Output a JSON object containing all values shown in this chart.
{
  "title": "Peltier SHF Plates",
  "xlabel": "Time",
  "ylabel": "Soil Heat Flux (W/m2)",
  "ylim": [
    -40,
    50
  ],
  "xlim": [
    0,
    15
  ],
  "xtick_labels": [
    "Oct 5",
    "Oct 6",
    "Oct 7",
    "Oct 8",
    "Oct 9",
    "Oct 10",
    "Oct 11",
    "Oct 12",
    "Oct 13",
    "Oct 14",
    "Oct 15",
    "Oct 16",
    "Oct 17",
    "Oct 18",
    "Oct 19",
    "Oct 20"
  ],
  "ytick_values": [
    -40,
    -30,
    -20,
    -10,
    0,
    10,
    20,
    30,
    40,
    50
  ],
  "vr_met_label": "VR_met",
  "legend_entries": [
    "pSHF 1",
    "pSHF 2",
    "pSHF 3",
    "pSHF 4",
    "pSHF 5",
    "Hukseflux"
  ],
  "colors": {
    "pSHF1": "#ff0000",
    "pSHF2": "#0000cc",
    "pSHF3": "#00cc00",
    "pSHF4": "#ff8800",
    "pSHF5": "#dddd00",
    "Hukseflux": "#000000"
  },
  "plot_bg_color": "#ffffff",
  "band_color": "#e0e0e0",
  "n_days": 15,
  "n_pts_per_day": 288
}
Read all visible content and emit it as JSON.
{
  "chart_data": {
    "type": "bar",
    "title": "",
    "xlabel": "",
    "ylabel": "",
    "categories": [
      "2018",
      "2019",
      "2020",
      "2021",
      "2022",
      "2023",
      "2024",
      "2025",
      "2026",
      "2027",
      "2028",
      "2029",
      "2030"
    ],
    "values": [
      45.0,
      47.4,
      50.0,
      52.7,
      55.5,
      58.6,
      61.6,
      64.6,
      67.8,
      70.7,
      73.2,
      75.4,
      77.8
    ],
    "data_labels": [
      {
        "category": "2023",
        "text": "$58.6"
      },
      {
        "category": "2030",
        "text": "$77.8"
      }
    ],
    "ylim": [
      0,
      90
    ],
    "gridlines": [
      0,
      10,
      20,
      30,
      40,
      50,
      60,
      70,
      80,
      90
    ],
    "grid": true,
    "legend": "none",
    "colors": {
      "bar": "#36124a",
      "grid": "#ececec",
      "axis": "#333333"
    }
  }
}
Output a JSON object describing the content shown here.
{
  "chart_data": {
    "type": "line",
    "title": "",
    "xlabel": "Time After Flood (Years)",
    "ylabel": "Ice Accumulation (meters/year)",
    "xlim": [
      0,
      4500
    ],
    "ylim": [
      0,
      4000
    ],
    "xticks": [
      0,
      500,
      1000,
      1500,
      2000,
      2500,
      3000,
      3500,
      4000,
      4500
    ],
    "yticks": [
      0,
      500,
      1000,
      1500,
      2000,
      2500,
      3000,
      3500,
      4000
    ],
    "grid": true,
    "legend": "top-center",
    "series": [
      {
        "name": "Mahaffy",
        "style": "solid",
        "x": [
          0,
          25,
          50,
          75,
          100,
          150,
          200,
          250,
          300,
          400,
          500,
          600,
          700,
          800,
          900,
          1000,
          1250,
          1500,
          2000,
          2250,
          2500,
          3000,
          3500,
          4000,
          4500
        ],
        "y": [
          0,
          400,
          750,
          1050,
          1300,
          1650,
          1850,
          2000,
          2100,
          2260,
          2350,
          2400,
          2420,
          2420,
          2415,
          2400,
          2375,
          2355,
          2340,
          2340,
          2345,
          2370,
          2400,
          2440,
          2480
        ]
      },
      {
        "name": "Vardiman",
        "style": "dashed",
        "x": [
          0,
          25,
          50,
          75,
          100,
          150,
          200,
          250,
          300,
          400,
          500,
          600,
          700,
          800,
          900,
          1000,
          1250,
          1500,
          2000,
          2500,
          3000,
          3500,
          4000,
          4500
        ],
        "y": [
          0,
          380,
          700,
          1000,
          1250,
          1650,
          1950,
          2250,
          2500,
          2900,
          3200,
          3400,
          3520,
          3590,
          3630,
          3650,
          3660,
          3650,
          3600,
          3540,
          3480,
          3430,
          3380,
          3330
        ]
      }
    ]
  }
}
==*==
Restate the data above word for word.

Output a JSON object containing all values shown in this chart.
{
  "title": "Peltier SHF Plates",
  "xlabel": "Time",
  "ylabel": "Soil Heat Flux (W/m2)",
  "ylim": [
    -40,
    50
  ],
  "xlim": [
    0,
    15
  ],
  "xtick_labels": [
    "Oct 5",
    "Oct 6",
    "Oct 7",
    "Oct 8",
    "Oct 9",
    "Oct 10",
    "Oct 11",
    "Oct 12",
    "Oct 13",
    "Oct 14",
    "Oct 15",
    "Oct 16",
    "Oct 17",
    "Oct 18",
    "Oct 19",
    "Oct 20"
  ],
  "ytick_values": [
    -40,
    -30,
    -20,
    -10,
    0,
    10,
    20,
    30,
    40,
    50
  ],
  "vr_met_label": "VR_met",
  "legend_entries": [
    "pSHF 1",
    "pSHF 2",
    "pSHF 3",
    "pSHF 4",
    "pSHF 5",
    "Hukseflux"
  ],
  "colors": {
    "pSHF1": "#ff0000",
    "pSHF2": "#0000cc",
    "pSHF3": "#00cc00",
    "pSHF4": "#ff8800",
    "pSHF5": "#dddd00",
    "Hukseflux": "#000000"
  },
  "plot_bg_color": "#ffffff",
  "band_color": "#e0e0e0",
  "n_days": 15,
  "n_pts_per_day": 288
}
Read all visible content and emit it as JSON.
{
  "chart_data": {
    "type": "bar",
    "title": "",
    "xlabel": "",
    "ylabel": "",
    "categories": [
      "2018",
      "2019",
      "2020",
      "2021",
      "2022",
      "2023",
      "2024",
      "2025",
      "2026",
      "2027",
      "2028",
      "2029",
      "2030"
    ],
    "values": [
      45.0,
      47.4,
      50.0,
      52.7,
      55.5,
      58.6,
      61.6,
      64.6,
      67.8,
      70.7,
      73.2,
      75.4,
      77.8
    ],
    "data_labels": [
      {
        "category": "2023",
        "text": "$58.6"
      },
      {
        "category": "2030",
        "text": "$77.8"
      }
    ],
    "ylim": [
      0,
      90
    ],
    "gridlines": [
      0,
      10,
      20,
      30,
      40,
      50,
      60,
      70,
      80,
      90
    ],
    "grid": true,
    "legend": "none",
    "colors": {
      "bar": "#36124a",
      "grid": "#ececec",
      "axis": "#333333"
    }
  }
}
Output a JSON object describing the content shown here.
{
  "chart_data": {
    "type": "line",
    "title": "",
    "xlabel": "Time After Flood (Years)",
    "ylabel": "Ice Accumulation (meters/year)",
    "xlim": [
      0,
      4500
    ],
    "ylim": [
      0,
      4000
    ],
    "xticks": [
      0,
      500,
      1000,
      1500,
      2000,
      2500,
      3000,
      3500,
      4000,
      4500
    ],
    "yticks": [
      0,
      500,
      1000,
      1500,
      2000,
      2500,
      3000,
      3500,
      4000
    ],
    "grid": true,
    "legend": "top-center",
    "series": [
      {
        "name": "Mahaffy",
        "style": "solid",
        "x": [
          0,
          25,
          50,
          75,
          100,
          150,
          200,
          250,
          300,
          400,
          500,
          600,
          700,
          800,
          900,
          1000,
          1250,
          1500,
          2000,
          2250,
          2500,
          3000,
          3500,
          4000,
          4500
        ],
        "y": [
          0,
          400,
          750,
          1050,
          1300,
          1650,
          1850,
          2000,
          2100,
          2260,
          2350,
          2400,
          2420,
          2420,
          2415,
          2400,
          2375,
          2355,
          2340,
          2340,
          2345,
          2370,
          2400,
          2440,
          2480
        ]
      },
      {
        "name": "Vardiman",
        "style": "dashed",
        "x": [
          0,
          25,
          50,
          75,
          100,
          150,
          200,
          250,
          300,
          400,
          500,
          600,
          700,
          800,
          900,
          1000,
          1250,
          1500,
          2000,
          2500,
          3000,
          3500,
          4000,
          4500
        ],
        "y": [
          0,
          380,
          700,
          1000,
          1250,
          1650,
          1950,
          2250,
          2500,
          2900,
          3200,
          3400,
          3520,
          3590,
          3630,
          3650,
          3660,
          3650,
          3600,
          3540,
          3480,
          3430,
          3380,
          3330
        ]
      }
    ]
  }
}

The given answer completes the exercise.